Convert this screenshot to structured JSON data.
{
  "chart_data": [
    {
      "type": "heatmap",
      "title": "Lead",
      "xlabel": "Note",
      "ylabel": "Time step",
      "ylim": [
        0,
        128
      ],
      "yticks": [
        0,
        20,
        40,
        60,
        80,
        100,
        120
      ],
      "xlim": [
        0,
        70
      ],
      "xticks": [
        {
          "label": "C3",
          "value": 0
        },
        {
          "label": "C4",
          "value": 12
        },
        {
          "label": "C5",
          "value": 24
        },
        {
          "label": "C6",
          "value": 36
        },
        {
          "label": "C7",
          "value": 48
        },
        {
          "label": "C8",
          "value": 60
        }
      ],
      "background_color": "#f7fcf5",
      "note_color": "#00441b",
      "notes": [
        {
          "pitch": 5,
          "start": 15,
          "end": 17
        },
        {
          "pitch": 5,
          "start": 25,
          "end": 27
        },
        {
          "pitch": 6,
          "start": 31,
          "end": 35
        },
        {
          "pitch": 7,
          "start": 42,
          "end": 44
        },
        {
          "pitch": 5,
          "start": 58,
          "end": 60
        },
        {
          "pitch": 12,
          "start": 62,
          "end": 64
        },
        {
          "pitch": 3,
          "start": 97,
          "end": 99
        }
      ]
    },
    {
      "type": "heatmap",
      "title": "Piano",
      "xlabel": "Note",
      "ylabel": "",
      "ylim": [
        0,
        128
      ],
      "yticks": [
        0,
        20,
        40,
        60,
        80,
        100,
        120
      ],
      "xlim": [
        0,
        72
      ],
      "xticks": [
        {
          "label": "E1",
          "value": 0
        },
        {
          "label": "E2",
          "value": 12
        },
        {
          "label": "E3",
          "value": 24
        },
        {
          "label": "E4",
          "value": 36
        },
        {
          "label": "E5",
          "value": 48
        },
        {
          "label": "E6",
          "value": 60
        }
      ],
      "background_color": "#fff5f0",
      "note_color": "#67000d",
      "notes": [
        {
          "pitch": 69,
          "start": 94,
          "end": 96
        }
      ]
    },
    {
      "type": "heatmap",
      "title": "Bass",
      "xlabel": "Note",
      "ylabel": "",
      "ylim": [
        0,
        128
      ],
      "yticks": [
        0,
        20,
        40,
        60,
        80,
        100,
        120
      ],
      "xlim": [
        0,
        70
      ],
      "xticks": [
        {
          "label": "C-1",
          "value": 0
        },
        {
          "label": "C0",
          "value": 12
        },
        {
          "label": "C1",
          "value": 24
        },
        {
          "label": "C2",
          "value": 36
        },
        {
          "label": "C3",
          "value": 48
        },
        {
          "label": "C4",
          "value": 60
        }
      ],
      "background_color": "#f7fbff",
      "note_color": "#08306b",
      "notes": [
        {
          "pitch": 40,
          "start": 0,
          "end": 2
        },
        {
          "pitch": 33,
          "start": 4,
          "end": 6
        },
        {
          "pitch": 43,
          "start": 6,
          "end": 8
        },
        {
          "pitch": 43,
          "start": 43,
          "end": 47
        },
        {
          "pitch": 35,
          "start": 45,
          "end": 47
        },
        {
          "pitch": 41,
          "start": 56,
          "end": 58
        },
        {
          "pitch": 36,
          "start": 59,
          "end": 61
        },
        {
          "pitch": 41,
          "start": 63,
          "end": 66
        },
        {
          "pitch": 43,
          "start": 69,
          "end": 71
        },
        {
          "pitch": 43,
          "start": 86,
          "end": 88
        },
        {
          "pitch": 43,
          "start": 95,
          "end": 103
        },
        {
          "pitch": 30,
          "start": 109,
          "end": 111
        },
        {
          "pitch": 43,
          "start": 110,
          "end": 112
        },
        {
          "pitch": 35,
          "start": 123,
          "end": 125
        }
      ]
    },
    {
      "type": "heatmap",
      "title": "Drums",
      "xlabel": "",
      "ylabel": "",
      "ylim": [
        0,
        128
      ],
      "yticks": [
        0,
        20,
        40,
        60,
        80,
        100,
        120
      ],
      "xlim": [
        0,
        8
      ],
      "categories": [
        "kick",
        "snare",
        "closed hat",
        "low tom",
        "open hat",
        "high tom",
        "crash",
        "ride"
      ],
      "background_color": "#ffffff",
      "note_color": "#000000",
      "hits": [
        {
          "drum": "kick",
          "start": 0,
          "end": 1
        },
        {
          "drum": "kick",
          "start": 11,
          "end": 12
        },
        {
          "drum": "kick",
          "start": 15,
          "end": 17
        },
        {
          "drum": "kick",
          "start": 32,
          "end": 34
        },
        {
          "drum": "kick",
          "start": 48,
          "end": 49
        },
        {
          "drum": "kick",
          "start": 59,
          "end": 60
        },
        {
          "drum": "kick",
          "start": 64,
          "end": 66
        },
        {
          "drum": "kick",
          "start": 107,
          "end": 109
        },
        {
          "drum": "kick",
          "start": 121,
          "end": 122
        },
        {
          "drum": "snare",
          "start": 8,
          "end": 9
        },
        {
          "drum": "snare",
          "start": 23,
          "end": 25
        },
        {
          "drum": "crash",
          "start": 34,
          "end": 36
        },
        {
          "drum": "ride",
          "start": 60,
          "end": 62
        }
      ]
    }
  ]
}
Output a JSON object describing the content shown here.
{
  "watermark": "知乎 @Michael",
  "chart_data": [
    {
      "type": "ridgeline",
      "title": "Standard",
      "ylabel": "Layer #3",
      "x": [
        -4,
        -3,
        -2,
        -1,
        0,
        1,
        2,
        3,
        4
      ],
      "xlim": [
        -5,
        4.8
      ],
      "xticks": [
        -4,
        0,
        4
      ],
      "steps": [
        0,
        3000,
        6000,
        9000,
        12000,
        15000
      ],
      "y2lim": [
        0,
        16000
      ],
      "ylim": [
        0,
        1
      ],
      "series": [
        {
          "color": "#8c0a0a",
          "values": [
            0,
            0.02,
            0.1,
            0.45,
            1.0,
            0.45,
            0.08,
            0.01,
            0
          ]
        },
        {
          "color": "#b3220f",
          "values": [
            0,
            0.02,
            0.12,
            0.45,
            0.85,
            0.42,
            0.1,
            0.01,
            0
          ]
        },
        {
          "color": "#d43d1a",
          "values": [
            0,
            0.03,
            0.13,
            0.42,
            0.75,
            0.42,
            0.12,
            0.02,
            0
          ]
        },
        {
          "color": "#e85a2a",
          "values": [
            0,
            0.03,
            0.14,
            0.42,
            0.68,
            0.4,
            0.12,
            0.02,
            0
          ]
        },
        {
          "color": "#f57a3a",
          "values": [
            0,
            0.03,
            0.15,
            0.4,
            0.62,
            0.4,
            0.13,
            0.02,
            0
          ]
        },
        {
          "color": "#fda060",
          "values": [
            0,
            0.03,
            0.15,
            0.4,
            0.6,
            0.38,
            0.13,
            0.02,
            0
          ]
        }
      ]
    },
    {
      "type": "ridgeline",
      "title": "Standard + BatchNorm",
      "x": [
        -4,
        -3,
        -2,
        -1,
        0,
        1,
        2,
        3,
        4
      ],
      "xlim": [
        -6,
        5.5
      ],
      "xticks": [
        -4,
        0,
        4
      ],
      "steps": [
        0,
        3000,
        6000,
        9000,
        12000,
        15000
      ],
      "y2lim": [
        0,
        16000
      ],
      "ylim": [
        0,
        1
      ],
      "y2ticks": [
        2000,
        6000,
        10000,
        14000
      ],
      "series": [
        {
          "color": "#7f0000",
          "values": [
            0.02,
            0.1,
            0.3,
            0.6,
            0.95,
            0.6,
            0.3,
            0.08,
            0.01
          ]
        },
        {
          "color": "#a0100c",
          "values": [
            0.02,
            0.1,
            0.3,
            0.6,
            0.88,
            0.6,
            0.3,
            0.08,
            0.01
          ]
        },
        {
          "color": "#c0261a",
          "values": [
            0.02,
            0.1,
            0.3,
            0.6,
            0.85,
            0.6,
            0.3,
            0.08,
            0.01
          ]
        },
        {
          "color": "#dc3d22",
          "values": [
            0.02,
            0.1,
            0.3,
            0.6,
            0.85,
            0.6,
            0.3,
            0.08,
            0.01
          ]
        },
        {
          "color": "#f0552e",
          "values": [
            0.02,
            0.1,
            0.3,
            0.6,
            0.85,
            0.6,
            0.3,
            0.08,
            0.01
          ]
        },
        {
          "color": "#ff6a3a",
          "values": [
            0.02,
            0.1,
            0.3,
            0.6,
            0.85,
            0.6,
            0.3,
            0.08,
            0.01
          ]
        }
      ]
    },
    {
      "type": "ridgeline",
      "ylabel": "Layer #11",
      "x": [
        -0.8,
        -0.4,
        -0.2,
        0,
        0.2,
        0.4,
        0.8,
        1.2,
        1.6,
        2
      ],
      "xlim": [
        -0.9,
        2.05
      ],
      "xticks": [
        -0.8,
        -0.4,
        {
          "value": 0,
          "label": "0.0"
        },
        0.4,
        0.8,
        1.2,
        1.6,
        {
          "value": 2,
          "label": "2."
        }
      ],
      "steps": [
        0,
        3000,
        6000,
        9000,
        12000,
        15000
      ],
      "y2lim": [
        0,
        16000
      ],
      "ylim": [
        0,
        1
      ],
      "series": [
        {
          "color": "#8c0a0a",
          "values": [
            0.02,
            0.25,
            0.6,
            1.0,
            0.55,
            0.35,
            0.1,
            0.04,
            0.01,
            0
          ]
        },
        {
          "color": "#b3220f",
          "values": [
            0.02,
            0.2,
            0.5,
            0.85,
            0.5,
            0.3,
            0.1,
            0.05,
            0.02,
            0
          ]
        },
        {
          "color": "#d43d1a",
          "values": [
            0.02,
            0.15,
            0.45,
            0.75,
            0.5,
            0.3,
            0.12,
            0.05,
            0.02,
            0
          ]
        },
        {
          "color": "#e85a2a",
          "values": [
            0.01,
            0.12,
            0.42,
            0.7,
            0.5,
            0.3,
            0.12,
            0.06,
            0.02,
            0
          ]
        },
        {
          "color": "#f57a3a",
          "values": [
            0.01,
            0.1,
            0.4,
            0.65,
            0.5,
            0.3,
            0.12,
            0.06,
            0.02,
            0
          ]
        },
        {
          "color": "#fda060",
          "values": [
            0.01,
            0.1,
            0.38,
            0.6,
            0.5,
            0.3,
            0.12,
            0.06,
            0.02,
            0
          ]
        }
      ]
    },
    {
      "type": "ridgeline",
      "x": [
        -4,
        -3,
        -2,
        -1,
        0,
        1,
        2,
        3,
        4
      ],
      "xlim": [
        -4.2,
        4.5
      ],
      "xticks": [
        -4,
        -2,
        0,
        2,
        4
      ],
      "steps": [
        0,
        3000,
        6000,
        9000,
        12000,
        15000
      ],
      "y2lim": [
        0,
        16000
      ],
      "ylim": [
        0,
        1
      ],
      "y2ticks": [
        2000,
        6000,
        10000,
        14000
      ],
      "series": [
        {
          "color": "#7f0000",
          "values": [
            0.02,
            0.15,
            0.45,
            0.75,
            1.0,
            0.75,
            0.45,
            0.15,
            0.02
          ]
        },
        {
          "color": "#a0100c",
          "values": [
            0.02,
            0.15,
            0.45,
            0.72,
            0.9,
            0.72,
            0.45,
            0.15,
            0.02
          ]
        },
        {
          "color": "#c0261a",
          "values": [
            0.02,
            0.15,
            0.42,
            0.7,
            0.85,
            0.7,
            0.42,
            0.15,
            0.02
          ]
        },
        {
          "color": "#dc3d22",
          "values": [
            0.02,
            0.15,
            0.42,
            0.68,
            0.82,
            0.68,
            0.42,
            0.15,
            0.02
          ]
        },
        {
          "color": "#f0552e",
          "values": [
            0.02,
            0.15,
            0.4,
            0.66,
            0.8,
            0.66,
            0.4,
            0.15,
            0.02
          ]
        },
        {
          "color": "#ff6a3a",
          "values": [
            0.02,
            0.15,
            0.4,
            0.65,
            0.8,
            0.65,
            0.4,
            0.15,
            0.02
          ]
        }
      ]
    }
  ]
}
________
Scan the listing above. Gather each line that contains the word "JSON".

## Task response
Convert this screenshot to structured JSON data.
Output a JSON object describing the content shown here.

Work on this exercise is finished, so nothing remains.